(WORK INSTRUCTIONS) Copy each record exactly as it reads, leaving out any pictures it holds.

Entries from a visual dataset:

%%

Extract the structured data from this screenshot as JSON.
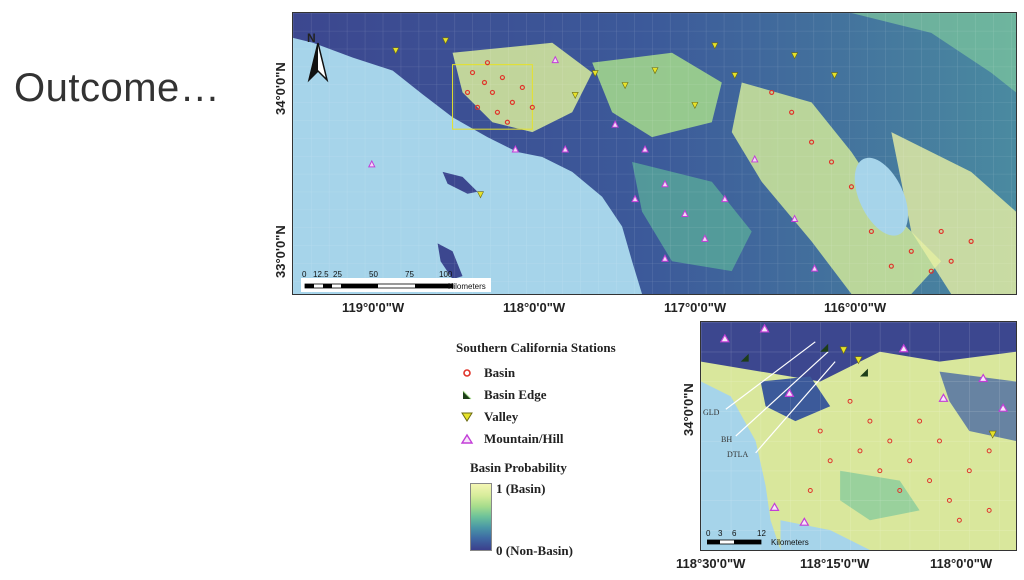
{
  "slide": {
    "title": "Outcome…"
  },
  "main_map": {
    "lat_ticks": [
      "34°0'0\"N",
      "33°0'0\"N"
    ],
    "lon_ticks": [
      "119°0'0\"W",
      "118°0'0\"W",
      "117°0'0\"W",
      "116°0'0\"W"
    ],
    "scale_labels": [
      "0",
      "12.5",
      "25",
      "50",
      "75",
      "100"
    ],
    "scale_unit": "Kilometers",
    "north_label": "N"
  },
  "inset_map": {
    "lat_ticks": [
      "34°0'0\"N"
    ],
    "lon_ticks": [
      "118°30'0\"W",
      "118°15'0\"W",
      "118°0'0\"W"
    ],
    "scale_labels": [
      "0",
      "3",
      "6",
      "12"
    ],
    "scale_unit": "Kilometers",
    "station_labels": [
      "GLD",
      "BH",
      "DTLA"
    ]
  },
  "legend": {
    "title": "Southern California Stations",
    "items": [
      {
        "label": "Basin",
        "icon": "circle-icon",
        "color": "#e0342a"
      },
      {
        "label": "Basin Edge",
        "icon": "half-triangle-icon",
        "color": "#1d3d18"
      },
      {
        "label": "Valley",
        "icon": "down-triangle-icon",
        "color": "#e6e22a"
      },
      {
        "label": "Mountain/Hill",
        "icon": "up-triangle-icon",
        "color": "#c33ed8"
      }
    ],
    "probability_title": "Basin Probability",
    "probability_high": "1 (Basin)",
    "probability_low": "0 (Non-Basin)"
  },
  "colors": {
    "ocean": "#a6d4ea",
    "low": "#3b3f8c",
    "mid": "#5cb39a",
    "high": "#eef3a6"
  }
}
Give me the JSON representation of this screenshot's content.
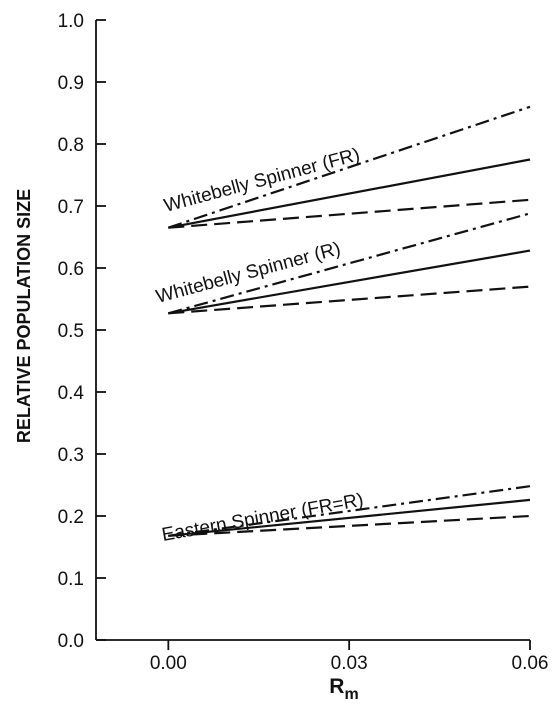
{
  "chart_data": {
    "type": "line",
    "xlabel": "R",
    "xlabel_sub": "m",
    "ylabel": "RELATIVE POPULATION SIZE",
    "xlim": [
      -0.012,
      0.06
    ],
    "ylim": [
      0.0,
      1.0
    ],
    "xticks": [
      "0.00",
      "0.03",
      "0.06"
    ],
    "xtick_values": [
      0.0,
      0.03,
      0.06
    ],
    "yticks": [
      "0.0",
      "0.1",
      "0.2",
      "0.3",
      "0.4",
      "0.5",
      "0.6",
      "0.7",
      "0.8",
      "0.9",
      "1.0"
    ],
    "ytick_values": [
      0.0,
      0.1,
      0.2,
      0.3,
      0.4,
      0.5,
      0.6,
      0.7,
      0.8,
      0.9,
      1.0
    ],
    "grid": false,
    "groups": [
      {
        "annotation": "Whitebelly Spinner (FR)",
        "series": [
          {
            "style": "dashdot",
            "x": [
              0.0,
              0.06
            ],
            "values": [
              0.665,
              0.86
            ]
          },
          {
            "style": "solid",
            "x": [
              0.0,
              0.06
            ],
            "values": [
              0.665,
              0.775
            ]
          },
          {
            "style": "dashed",
            "x": [
              0.0,
              0.06
            ],
            "values": [
              0.665,
              0.71
            ]
          }
        ]
      },
      {
        "annotation": "Whitebelly Spinner (R)",
        "series": [
          {
            "style": "dashdot",
            "x": [
              0.0,
              0.06
            ],
            "values": [
              0.527,
              0.688
            ]
          },
          {
            "style": "solid",
            "x": [
              0.0,
              0.06
            ],
            "values": [
              0.527,
              0.628
            ]
          },
          {
            "style": "dashed",
            "x": [
              0.0,
              0.06
            ],
            "values": [
              0.527,
              0.57
            ]
          }
        ]
      },
      {
        "annotation": "Eastern Spinner (FR=R)",
        "series": [
          {
            "style": "dashdot",
            "x": [
              0.0,
              0.06
            ],
            "values": [
              0.168,
              0.248
            ]
          },
          {
            "style": "solid",
            "x": [
              0.0,
              0.06
            ],
            "values": [
              0.168,
              0.226
            ]
          },
          {
            "style": "dashed",
            "x": [
              0.0,
              0.06
            ],
            "values": [
              0.168,
              0.2
            ]
          }
        ]
      }
    ]
  }
}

%%

(WRITTEN SOLUTION)
Extract the structured data from this screenshot as JSON.
{
  "slide": {
    "title": "Outcome…"
  },
  "main_map": {
    "lat_ticks": [
      "34°0'0\"N",
      "33°0'0\"N"
    ],
    "lon_ticks": [
      "119°0'0\"W",
      "118°0'0\"W",
      "117°0'0\"W",
      "116°0'0\"W"
    ],
    "scale_labels": [
      "0",
      "12.5",
      "25",
      "50",
      "75",
      "100"
    ],
    "scale_unit": "Kilometers",
    "north_label": "N"
  },
  "inset_map": {
    "lat_ticks": [
      "34°0'0\"N"
    ],
    "lon_ticks": [
      "118°30'0\"W",
      "118°15'0\"W",
      "118°0'0\"W"
    ],
    "scale_labels": [
      "0",
      "3",
      "6",
      "12"
    ],
    "scale_unit": "Kilometers",
    "station_labels": [
      "GLD",
      "BH",
      "DTLA"
    ]
  },
  "legend": {
    "title": "Southern California Stations",
    "items": [
      {
        "label": "Basin",
        "icon": "circle-icon",
        "color": "#e0342a"
      },
      {
        "label": "Basin Edge",
        "icon": "half-triangle-icon",
        "color": "#1d3d18"
      },
      {
        "label": "Valley",
        "icon": "down-triangle-icon",
        "color": "#e6e22a"
      },
      {
        "label": "Mountain/Hill",
        "icon": "up-triangle-icon",
        "color": "#c33ed8"
      }
    ],
    "probability_title": "Basin Probability",
    "probability_high": "1 (Basin)",
    "probability_low": "0 (Non-Basin)"
  },
  "colors": {
    "ocean": "#a6d4ea",
    "low": "#3b3f8c",
    "mid": "#5cb39a",
    "high": "#eef3a6"
  }
}
Give me the JSON representation of this screenshot's content.
{
  "chart_data": {
    "type": "line",
    "xlabel": "R",
    "xlabel_sub": "m",
    "ylabel": "RELATIVE POPULATION SIZE",
    "xlim": [
      -0.012,
      0.06
    ],
    "ylim": [
      0.0,
      1.0
    ],
    "xticks": [
      "0.00",
      "0.03",
      "0.06"
    ],
    "xtick_values": [
      0.0,
      0.03,
      0.06
    ],
    "yticks": [
      "0.0",
      "0.1",
      "0.2",
      "0.3",
      "0.4",
      "0.5",
      "0.6",
      "0.7",
      "0.8",
      "0.9",
      "1.0"
    ],
    "ytick_values": [
      0.0,
      0.1,
      0.2,
      0.3,
      0.4,
      0.5,
      0.6,
      0.7,
      0.8,
      0.9,
      1.0
    ],
    "grid": false,
    "groups": [
      {
        "annotation": "Whitebelly Spinner (FR)",
        "series": [
          {
            "style": "dashdot",
            "x": [
              0.0,
              0.06
            ],
            "values": [
              0.665,
              0.86
            ]
          },
          {
            "style": "solid",
            "x": [
              0.0,
              0.06
            ],
            "values": [
              0.665,
              0.775
            ]
          },
          {
            "style": "dashed",
            "x": [
              0.0,
              0.06
            ],
            "values": [
              0.665,
              0.71
            ]
          }
        ]
      },
      {
        "annotation": "Whitebelly Spinner (R)",
        "series": [
          {
            "style": "dashdot",
            "x": [
              0.0,
              0.06
            ],
            "values": [
              0.527,
              0.688
            ]
          },
          {
            "style": "solid",
            "x": [
              0.0,
              0.06
            ],
            "values": [
              0.527,
              0.628
            ]
          },
          {
            "style": "dashed",
            "x": [
              0.0,
              0.06
            ],
            "values": [
              0.527,
              0.57
            ]
          }
        ]
      },
      {
        "annotation": "Eastern Spinner (FR=R)",
        "series": [
          {
            "style": "dashdot",
            "x": [
              0.0,
              0.06
            ],
            "values": [
              0.168,
              0.248
            ]
          },
          {
            "style": "solid",
            "x": [
              0.0,
              0.06
            ],
            "values": [
              0.168,
              0.226
            ]
          },
          {
            "style": "dashed",
            "x": [
              0.0,
              0.06
            ],
            "values": [
              0.168,
              0.2
            ]
          }
        ]
      }
    ]
  }
}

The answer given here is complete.